### TEXT
Posts tagged fall
A Time of Grace- a French Harvest of Saucisse de Toulouse
The Forest at Camont November 2019

The Forest at Camont November 2019

November wraps her foggy cloak around Camont like a felted room in which song birds still sing muffled by damp leaves and darker mornings. Chica and I take abbreviated walks to the hens to make sure the little automatic door (thank you Chicken Guards!) has adjusted to the time change. I am grateful for the extra hour of light in the morning. I regret the darker evenings.

I build the first fires in the jaunty kitchen stove. September and October were both so warm this is the first time we’ve needed to; more to remove the damp than raise the temperature. There are four stères ( a cubic meter) of dry oak wood waiting the first real cold, and the piles of old oak branches and trimmed acacia trees scattered around the park will be gathered and brought in for fueling a winter barbecue or two. Just like the pique-niques I wrote about in the latest Saveur website here, cooking outside can be a four season event. I use my small Portuguese beehive oven all year round when I want to make something smokey and spicy, or just perfectly cook a côte de boeuf.

I take stock of the late garden, knowing that the compost pile will benefit mostly from the last tomato plants and the straggling pumpkin vines. The September planted mâche and roquette are now filling out promising winter salads for the next few months; small upright fennel settle in for the slow growing season. Mâche has many names in English- Lamb’s Lettuce being the one I know but Valerianella locusta is the official name. It’s a fabulous bright, dark, and mild-tasting green that ruffles out a plate. Sometimes you just need a leaf or two.

So, of course, that leads us to Cassoulet. Right? All roads at Camont lead to Cassoulet at this time of year. But something that might go with all the rest of the seasonal goodness—pumpkins, winter greens, and especially cassoulet—is an easy solid recipe for Saucisse de Toulouse. Nothing is as easy or taste as delicious as these fat juicy porky sausages served with a creamy Purée de Pommes de Terre or nestled in a plate of slow-cooked haricots Tarbais. If you want more beany instruction, then my Cassoulet; A French Obsession cookbook is for you. Rancho Gordo will even send you a couple pounds of freshly harvested California Cassoulet beans (ie. Tarbais); if you live outside of the US the book is available via Amazon here.

### EXERCISE AIM
Continue the November at Camont post from its last sentence.

### GIVEN INFORMATION

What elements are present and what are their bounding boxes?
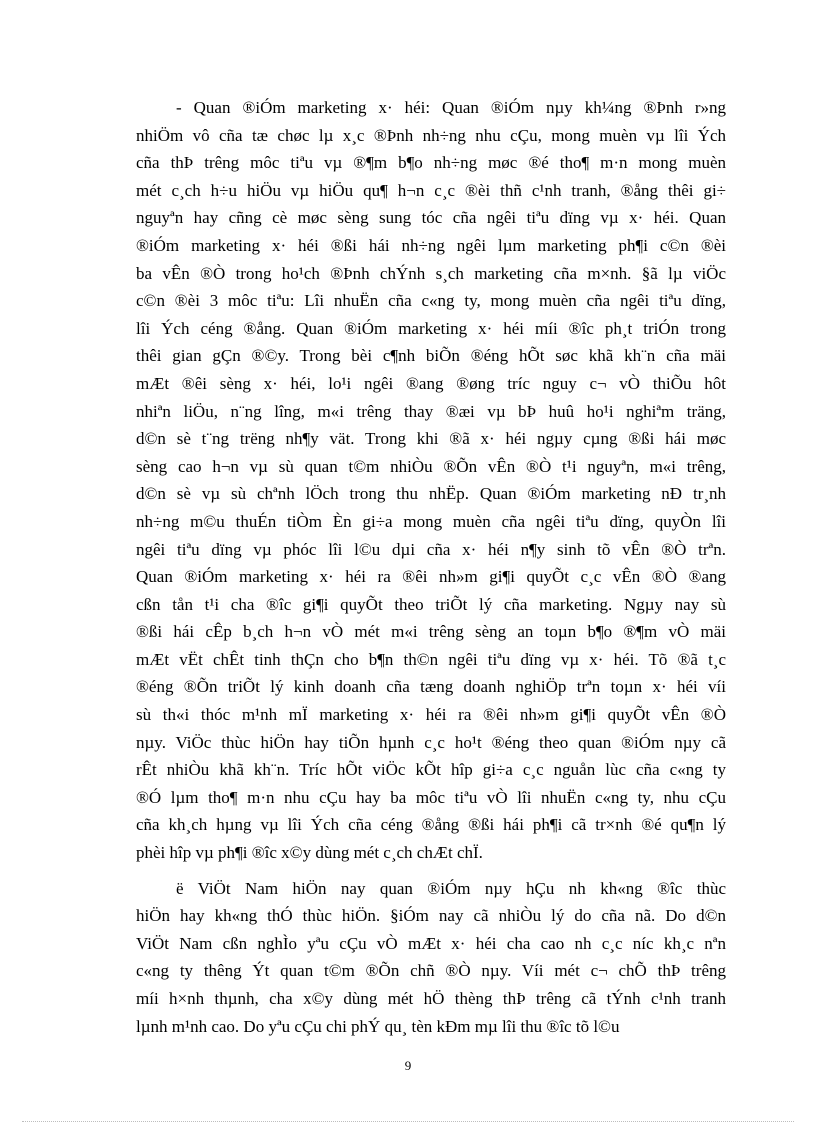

### RESULT OF THIS EXERCISE
I feature this recipe in the Cassoulet book but here’s a jump start from our latest Camp Charcuterie: France workshop. Five students from around the world gathered here at Camont for a week of Whole-Carcass Butchery and French Farmstead Charcuterie. One of the first things we make after learning to separate the shoulder and belly from the ham, is to make some fresh sausage or Saucisse de Toulouse. Want to know more about learning Butchery and Charcuterie in France? Check out our 2020 dates on the Camp Charcuterie page here.

Li, Carlos and Dominique making Saucisse de Toulouse at Camont

Li, Carlos and Dominique making Saucisse de Toulouse at Camont

Saucisse de Toulouse

Fresh Pork Sausage

By French Law, a Saucisse de Toulouse has to follow a number of serious defining points to be able to be sold under the name. However, there is nothing stopping you from making these succulent fat fresh pork sausages at home. Of all the products we make during a Camp Charcuterie week, these are by far my favorite. It’s like eating a piece of the juiciest roasted pork with a built-in sauce of pan juices and gravy, all in a crusty brown casing. Remember, your sausage will only be as good as the pork that you buy. Go to the butchers, ask for some fresh shoulder meat and some unsalted belly, and see if they’ll sell you some 32-35mm casings as well. Otherwise, just make some thick patties and enjoy!

House-made Saucisse de Toulouse from Camp Charcuterie:France

House-made Saucisse de Toulouse from Camp Charcuterie:France


Saucisse de Toulouse

1 kilo Pork- 80% lean 20% fat ratio the easiest way is to by 800g lean shoulder meat and 200g belly

14 g Salt- or 1.4% Coarse sea salt works best

2 g Pepper- or .2% Make sure to grind it fresh!

Mix all of the above together before grinding on an 8mm hole size plate. Once ground, mix well together until there is some binding or stickiness develops. Stuff into natural hog casings 32-35mm size, if using lamb casings we call these chipolatas.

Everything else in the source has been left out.